Given instruction 1
List the four verbs the conference description uses for the ways human forms of production such as the arts treat the natural world.

Selected excerpt
=====

Context and Meaning XXI: Art and the Anthropocene

Context and Meaning is an annual graduate student conference organized by Art History graduate students at Queen’s University in Kingston, Ontario.

This year’s conference engages broadly with the complex interrelationship between art and the environment in the so-called human-geological era, or the ‘Anthropocene.’ Human forms of production such as the arts are an essential aspect of the Anthropocene and invite critique for the ways in which they use, destroy, exploit, and enhance the natural world. Central to the Anthropocene is the language used in academic discussions of it; the term ‘Anthropocene’ has been criticized, and other terms, such as ‘Capitalocene’ (Moore) and ‘Chthulucene’ (Haraway) have been suggested to highlight the impacts of economic systems or interspecies contact as central to our current time. How might art, art theory, and artistic representation, or a historical understanding of art navigate these terms? In what way might art serve to reconsider our relationship to the environment, and in what way does the notion of the ‘Anthropocene’ serve as a framework to understand our relationship to art?

=====

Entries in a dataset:
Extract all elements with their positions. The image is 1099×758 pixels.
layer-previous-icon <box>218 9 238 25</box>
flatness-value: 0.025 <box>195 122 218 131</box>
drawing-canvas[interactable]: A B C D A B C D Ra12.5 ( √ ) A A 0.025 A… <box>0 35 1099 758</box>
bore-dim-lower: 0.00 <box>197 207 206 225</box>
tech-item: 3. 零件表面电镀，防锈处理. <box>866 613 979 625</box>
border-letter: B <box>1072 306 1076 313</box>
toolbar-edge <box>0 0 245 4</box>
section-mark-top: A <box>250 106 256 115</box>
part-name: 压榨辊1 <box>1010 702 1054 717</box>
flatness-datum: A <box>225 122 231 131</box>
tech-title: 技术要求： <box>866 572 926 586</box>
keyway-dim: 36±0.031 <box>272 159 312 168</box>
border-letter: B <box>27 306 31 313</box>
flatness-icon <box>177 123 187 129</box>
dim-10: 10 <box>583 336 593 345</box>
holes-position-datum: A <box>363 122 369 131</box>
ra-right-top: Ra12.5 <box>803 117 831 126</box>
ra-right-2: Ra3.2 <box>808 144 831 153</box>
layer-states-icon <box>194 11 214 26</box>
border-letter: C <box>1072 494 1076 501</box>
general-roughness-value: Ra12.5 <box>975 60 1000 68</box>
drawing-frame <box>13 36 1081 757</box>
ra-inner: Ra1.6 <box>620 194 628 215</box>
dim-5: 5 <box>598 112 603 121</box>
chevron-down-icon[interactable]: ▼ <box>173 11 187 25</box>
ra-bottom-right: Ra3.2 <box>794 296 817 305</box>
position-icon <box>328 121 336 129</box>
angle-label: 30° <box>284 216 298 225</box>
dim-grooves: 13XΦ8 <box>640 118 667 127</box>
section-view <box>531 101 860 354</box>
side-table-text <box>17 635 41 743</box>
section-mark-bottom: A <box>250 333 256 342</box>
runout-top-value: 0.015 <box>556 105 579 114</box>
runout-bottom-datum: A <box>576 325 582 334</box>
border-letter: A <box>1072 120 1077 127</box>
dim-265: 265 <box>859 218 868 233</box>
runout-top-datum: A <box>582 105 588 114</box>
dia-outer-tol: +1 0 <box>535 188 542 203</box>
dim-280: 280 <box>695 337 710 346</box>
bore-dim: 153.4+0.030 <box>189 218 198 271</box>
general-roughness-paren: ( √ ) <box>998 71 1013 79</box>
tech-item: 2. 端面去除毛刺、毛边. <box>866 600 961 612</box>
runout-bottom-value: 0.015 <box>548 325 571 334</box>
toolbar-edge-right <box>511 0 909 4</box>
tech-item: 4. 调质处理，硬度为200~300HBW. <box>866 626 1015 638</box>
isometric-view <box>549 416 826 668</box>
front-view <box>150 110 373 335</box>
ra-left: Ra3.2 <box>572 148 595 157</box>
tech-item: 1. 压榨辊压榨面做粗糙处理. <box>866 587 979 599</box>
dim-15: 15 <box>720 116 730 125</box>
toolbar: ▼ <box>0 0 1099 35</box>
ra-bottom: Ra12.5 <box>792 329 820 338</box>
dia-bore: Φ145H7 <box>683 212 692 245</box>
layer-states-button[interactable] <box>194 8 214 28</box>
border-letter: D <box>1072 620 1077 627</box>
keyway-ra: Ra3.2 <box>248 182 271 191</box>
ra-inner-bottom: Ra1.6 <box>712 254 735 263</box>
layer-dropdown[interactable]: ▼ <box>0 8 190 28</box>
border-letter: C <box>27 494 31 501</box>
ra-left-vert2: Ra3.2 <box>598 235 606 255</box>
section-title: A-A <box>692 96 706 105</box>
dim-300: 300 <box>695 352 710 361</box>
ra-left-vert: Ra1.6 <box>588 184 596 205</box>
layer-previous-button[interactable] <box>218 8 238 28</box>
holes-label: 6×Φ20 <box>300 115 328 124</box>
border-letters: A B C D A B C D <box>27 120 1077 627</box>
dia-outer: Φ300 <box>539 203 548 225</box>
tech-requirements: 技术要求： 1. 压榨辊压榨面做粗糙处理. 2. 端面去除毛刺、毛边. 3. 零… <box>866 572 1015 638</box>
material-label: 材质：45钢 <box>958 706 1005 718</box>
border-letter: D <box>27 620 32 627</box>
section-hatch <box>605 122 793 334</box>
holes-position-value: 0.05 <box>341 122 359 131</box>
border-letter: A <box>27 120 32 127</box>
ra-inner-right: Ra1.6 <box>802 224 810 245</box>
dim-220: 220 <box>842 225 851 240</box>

=====

Given instruction 2
Retype the entries from their first line through the line that contains "runout-bottom-value: 0.015 <box>548", including both of those lines.

Full output 1
use, destroy, exploit, enhance

Full output 2
Extract all elements with their positions. The image is 1099×758 pixels.
layer-previous-icon <box>218 9 238 25</box>
flatness-value: 0.025 <box>195 122 218 131</box>
drawing-canvas[interactable]: A B C D A B C D Ra12.5 ( √ ) A A 0.025 A… <box>0 35 1099 758</box>
bore-dim-lower: 0.00 <box>197 207 206 225</box>
tech-item: 3. 零件表面电镀，防锈处理. <box>866 613 979 625</box>
border-letter: B <box>1072 306 1076 313</box>
toolbar-edge <box>0 0 245 4</box>
section-mark-top: A <box>250 106 256 115</box>
part-name: 压榨辊1 <box>1010 702 1054 717</box>
flatness-datum: A <box>225 122 231 131</box>
tech-title: 技术要求： <box>866 572 926 586</box>
keyway-dim: 36±0.031 <box>272 159 312 168</box>
border-letter: B <box>27 306 31 313</box>
flatness-icon <box>177 123 187 129</box>
dim-10: 10 <box>583 336 593 345</box>
holes-position-datum: A <box>363 122 369 131</box>
ra-right-top: Ra12.5 <box>803 117 831 126</box>
ra-right-2: Ra3.2 <box>808 144 831 153</box>
layer-states-icon <box>194 11 214 26</box>
border-letter: C <box>1072 494 1076 501</box>
general-roughness-value: Ra12.5 <box>975 60 1000 68</box>
drawing-frame <box>13 36 1081 757</box>
ra-inner: Ra1.6 <box>620 194 628 215</box>
dim-5: 5 <box>598 112 603 121</box>
chevron-down-icon[interactable]: ▼ <box>173 11 187 25</box>
ra-bottom-right: Ra3.2 <box>794 296 817 305</box>
position-icon <box>328 121 336 129</box>
angle-label: 30° <box>284 216 298 225</box>
dim-grooves: 13XΦ8 <box>640 118 667 127</box>
section-view <box>531 101 860 354</box>
side-table-text <box>17 635 41 743</box>
section-mark-bottom: A <box>250 333 256 342</box>
runout-top-value: 0.015 <box>556 105 579 114</box>
runout-bottom-datum: A <box>576 325 582 334</box>
border-letter: A <box>1072 120 1077 127</box>
dim-265: 265 <box>859 218 868 233</box>
runout-top-datum: A <box>582 105 588 114</box>
dia-outer-tol: +1 0 <box>535 188 542 203</box>
dim-280: 280 <box>695 337 710 346</box>
bore-dim: 153.4+0.030 <box>189 218 198 271</box>
general-roughness-paren: ( √ ) <box>998 71 1013 79</box>
tech-item: 2. 端面去除毛刺、毛边. <box>866 600 961 612</box>
runout-bottom-value: 0.015 <box>548 325 571 334</box>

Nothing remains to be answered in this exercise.